• [AIM]
In the material below, find each line holding the string "alla" and copy it.

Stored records
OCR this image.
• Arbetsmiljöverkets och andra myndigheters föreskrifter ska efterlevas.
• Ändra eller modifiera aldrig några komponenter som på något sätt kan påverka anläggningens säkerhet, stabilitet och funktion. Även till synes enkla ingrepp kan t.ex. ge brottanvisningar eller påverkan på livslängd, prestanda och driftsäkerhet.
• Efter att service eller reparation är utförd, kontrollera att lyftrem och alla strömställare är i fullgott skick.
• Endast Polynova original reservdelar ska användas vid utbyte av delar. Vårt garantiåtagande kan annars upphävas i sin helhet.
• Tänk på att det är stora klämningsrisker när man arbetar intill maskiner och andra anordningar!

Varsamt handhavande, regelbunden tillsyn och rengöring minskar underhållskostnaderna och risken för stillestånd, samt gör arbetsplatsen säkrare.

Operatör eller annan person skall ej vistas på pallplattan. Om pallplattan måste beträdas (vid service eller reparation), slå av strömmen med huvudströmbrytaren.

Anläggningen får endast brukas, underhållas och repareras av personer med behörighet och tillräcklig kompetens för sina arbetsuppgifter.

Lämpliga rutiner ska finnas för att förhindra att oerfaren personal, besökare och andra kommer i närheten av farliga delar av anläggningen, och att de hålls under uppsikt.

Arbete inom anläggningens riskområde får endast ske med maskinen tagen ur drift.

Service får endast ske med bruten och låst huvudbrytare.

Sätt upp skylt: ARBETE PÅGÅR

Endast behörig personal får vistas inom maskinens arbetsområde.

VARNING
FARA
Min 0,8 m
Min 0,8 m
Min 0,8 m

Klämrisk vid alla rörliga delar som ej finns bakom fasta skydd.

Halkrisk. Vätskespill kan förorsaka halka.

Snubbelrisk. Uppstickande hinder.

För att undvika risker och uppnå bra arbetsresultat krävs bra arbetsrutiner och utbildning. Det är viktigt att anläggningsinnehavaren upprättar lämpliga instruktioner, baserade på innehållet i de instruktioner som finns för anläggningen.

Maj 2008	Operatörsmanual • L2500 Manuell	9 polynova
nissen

• [FULL RESPONSE]
• Efter att service eller reparation är utförd, kontrollera att lyftrem och alla strömställare är i fullgott skick.
Klämrisk vid alla rörliga delar som ej finns bakom fasta skydd.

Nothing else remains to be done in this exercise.